● **THE EXERCISE**:
From the entries below, gather every line containing the string "estimates".
● ● ● ● ● ● ●
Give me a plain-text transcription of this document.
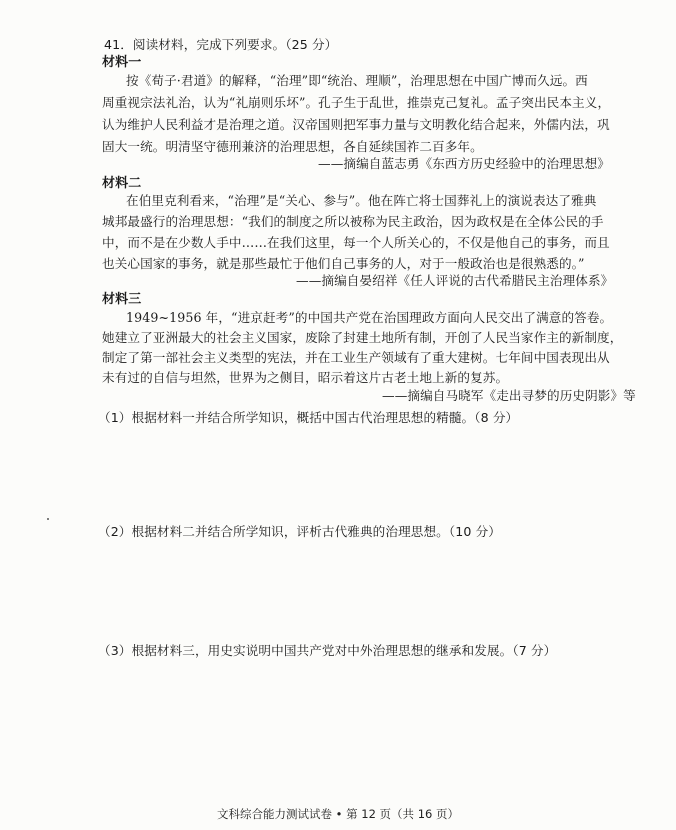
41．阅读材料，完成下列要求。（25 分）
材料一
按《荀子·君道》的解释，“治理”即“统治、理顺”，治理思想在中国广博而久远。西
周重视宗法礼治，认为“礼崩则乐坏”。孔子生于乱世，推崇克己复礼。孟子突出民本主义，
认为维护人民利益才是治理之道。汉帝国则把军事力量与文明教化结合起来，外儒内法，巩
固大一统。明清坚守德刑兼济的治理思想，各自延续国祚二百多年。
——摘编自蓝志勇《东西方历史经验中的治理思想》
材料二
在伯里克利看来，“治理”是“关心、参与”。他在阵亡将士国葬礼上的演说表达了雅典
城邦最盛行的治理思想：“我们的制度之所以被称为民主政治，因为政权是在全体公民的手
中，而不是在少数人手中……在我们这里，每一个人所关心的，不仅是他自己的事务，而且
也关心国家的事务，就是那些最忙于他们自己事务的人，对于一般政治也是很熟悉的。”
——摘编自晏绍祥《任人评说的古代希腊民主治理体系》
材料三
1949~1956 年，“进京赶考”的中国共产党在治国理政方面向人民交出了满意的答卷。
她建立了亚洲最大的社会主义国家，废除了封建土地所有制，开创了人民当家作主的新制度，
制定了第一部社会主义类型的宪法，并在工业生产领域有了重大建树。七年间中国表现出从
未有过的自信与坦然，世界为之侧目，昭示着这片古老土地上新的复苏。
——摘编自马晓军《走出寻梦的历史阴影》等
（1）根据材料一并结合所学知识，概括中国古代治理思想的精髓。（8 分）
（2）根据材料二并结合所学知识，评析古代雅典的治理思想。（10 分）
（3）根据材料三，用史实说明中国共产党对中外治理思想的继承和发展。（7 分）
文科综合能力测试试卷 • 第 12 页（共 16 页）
● ● ● ● ● ● ●
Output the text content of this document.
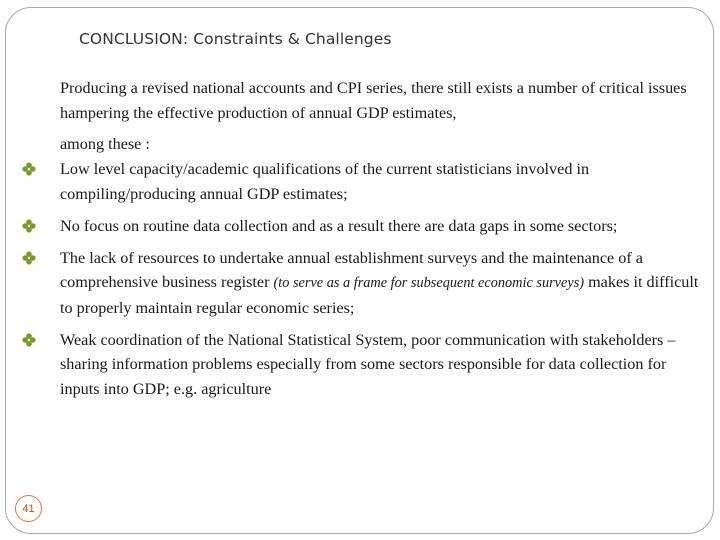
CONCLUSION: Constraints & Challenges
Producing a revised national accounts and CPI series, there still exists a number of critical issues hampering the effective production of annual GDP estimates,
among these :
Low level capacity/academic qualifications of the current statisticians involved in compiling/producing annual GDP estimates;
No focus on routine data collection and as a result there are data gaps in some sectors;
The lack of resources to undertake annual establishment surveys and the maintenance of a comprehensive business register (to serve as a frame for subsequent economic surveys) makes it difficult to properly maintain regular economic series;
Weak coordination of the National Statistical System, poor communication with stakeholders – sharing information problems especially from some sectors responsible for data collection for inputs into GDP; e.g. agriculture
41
● ● ● ● ● ● ●
● **SOLUTION**:
Producing a revised national accounts and CPI series, there still exists a number of critical issues hampering the effective production of annual GDP estimates,
Low level capacity/academic qualifications of the current statisticians involved in compiling/producing annual GDP estimates;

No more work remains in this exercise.